----- Excerpted data -----
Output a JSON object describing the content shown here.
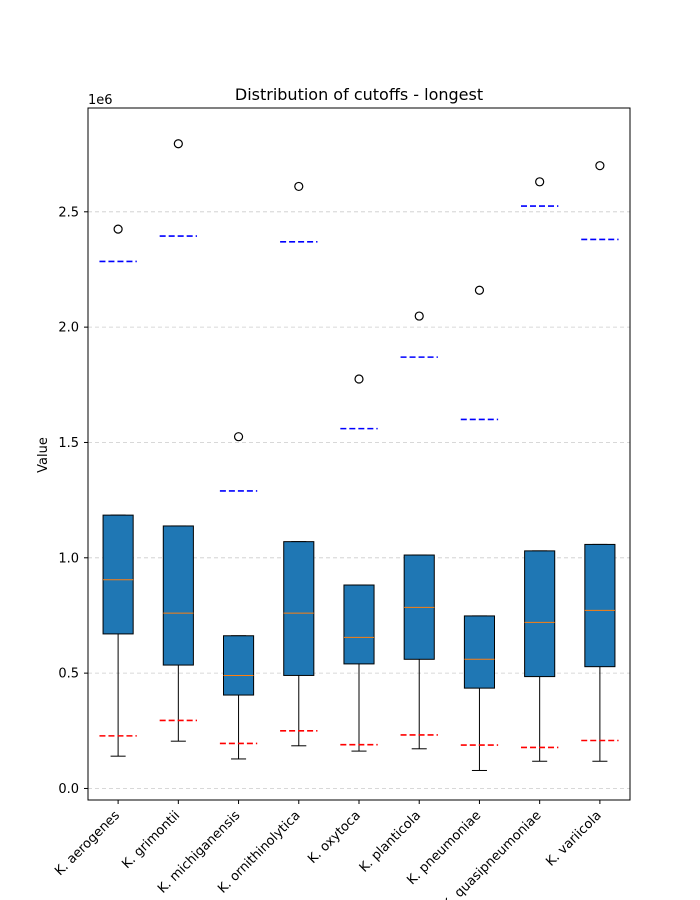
{
  "chart_data": {
    "type": "box",
    "title": "Distribution of cutoffs - longest",
    "xlabel": "",
    "ylabel": "Value",
    "y_offset_text": "1e6",
    "ylim": [
      -50000,
      2950000
    ],
    "y_ticks": [
      0,
      500000,
      1000000,
      1500000,
      2000000,
      2500000
    ],
    "y_tick_labels": [
      "0.0",
      "0.5",
      "1.0",
      "1.5",
      "2.0",
      "2.5"
    ],
    "grid": "y-dashed",
    "colors": {
      "box_fill": "#1f77b4",
      "median": "#ff7f0e",
      "upper_line": "#0000ff",
      "lower_line": "#ff0000",
      "grid": "#cccccc"
    },
    "categories": [
      "K. aerogenes",
      "K. grimontii",
      "K. michiganensis",
      "K. ornithinolytica",
      "K. oxytoca",
      "K. planticola",
      "K. pneumoniae",
      "K. quasipneumoniae",
      "K. variicola"
    ],
    "boxes": [
      {
        "whisker_low": 140000,
        "q1": 670000,
        "median": 905000,
        "q3": 1185000,
        "whisker_high": 1185000,
        "outliers": [
          2425000
        ],
        "upper_line": 2285000,
        "lower_line": 228000
      },
      {
        "whisker_low": 205000,
        "q1": 535000,
        "median": 760000,
        "q3": 1138000,
        "whisker_high": 1138000,
        "outliers": [
          2795000
        ],
        "upper_line": 2395000,
        "lower_line": 295000
      },
      {
        "whisker_low": 128000,
        "q1": 405000,
        "median": 490000,
        "q3": 662000,
        "whisker_high": 662000,
        "outliers": [
          1525000
        ],
        "upper_line": 1290000,
        "lower_line": 195000
      },
      {
        "whisker_low": 185000,
        "q1": 490000,
        "median": 760000,
        "q3": 1070000,
        "whisker_high": 1070000,
        "outliers": [
          2610000
        ],
        "upper_line": 2370000,
        "lower_line": 250000
      },
      {
        "whisker_low": 162000,
        "q1": 540000,
        "median": 655000,
        "q3": 882000,
        "whisker_high": 882000,
        "outliers": [
          1775000
        ],
        "upper_line": 1560000,
        "lower_line": 190000
      },
      {
        "whisker_low": 172000,
        "q1": 560000,
        "median": 785000,
        "q3": 1012000,
        "whisker_high": 1012000,
        "outliers": [
          2048000
        ],
        "upper_line": 1870000,
        "lower_line": 232000
      },
      {
        "whisker_low": 78000,
        "q1": 435000,
        "median": 560000,
        "q3": 748000,
        "whisker_high": 748000,
        "outliers": [
          2160000
        ],
        "upper_line": 1600000,
        "lower_line": 188000
      },
      {
        "whisker_low": 118000,
        "q1": 485000,
        "median": 720000,
        "q3": 1030000,
        "whisker_high": 1030000,
        "outliers": [
          2630000
        ],
        "upper_line": 2525000,
        "lower_line": 178000
      },
      {
        "whisker_low": 118000,
        "q1": 528000,
        "median": 772000,
        "q3": 1058000,
        "whisker_high": 1058000,
        "outliers": [
          2700000
        ],
        "upper_line": 2380000,
        "lower_line": 208000
      }
    ]
  }
}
-----
» Task requirements
Reproduce each line from the data that has "median" in it.

» Task result
      "median": "#ff7f0e",
        "median": 905000,
        "median": 760000,
        "median": 490000,
        "median": 760000,
        "median": 655000,
        "median": 785000,
        "median": 560000,
        "median": 720000,
        "median": 772000,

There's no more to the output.